**GOAL**:
Your job is to restate each entry word for word.

**DATA PROVIDED**:
>> Start
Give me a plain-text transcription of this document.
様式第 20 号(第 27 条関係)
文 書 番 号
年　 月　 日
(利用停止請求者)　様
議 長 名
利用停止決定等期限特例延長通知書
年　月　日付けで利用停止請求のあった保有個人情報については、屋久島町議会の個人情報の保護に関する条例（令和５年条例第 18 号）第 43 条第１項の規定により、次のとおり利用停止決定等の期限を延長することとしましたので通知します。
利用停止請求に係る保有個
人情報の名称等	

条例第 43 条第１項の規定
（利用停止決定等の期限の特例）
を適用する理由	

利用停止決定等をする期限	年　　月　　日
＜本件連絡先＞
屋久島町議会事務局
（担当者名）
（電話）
>> End
**RESPONSE**:
Give me a plain-text transcription of this document.
様式第 20 号(第 27 条関係)
文 書 番 号
年　 月　 日
(利用停止請求者)　様
議 長 名
利用停止決定等期限特例延長通知書
年　月　日付けで利用停止請求のあった保有個人情報については、屋久島町議会の個人情報の保護に関する条例（令和５年条例第 18 号）第 43 条第１項の規定により、次のとおり利用停止決定等の期限を延長することとしましたので通知します。
利用停止請求に係る保有個
人情報の名称等	

条例第 43 条第１項の規定
（利用停止決定等の期限の特例）
を適用する理由	

利用停止決定等をする期限	年　　月　　日
＜本件連絡先＞
屋久島町議会事務局
（担当者名）
（電話）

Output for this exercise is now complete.